To do:
Look through the entries below and report how many lines hold the string "After". Only the number is wanted.

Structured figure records
"""

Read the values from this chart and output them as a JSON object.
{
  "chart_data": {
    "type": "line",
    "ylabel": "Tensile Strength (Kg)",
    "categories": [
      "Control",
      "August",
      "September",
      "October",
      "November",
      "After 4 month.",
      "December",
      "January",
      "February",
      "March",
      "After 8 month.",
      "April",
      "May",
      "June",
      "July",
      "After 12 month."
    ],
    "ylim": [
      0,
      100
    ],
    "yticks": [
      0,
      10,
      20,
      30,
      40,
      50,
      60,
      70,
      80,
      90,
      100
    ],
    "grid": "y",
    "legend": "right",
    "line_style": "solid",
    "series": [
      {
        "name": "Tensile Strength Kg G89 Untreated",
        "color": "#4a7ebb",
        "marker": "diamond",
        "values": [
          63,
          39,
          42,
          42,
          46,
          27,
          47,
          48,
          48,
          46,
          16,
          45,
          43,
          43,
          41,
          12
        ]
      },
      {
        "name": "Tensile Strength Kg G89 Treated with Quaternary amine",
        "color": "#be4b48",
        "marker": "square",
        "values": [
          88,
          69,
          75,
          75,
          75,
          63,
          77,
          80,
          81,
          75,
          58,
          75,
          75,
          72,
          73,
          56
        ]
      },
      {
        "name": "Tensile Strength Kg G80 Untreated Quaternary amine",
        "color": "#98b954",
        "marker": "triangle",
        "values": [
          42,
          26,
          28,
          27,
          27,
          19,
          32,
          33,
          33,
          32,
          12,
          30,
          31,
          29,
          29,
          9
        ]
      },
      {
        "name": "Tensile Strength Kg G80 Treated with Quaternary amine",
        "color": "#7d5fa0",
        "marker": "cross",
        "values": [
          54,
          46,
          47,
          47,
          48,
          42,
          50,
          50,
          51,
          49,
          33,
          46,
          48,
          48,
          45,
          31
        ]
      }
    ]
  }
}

"""

Written answer:
3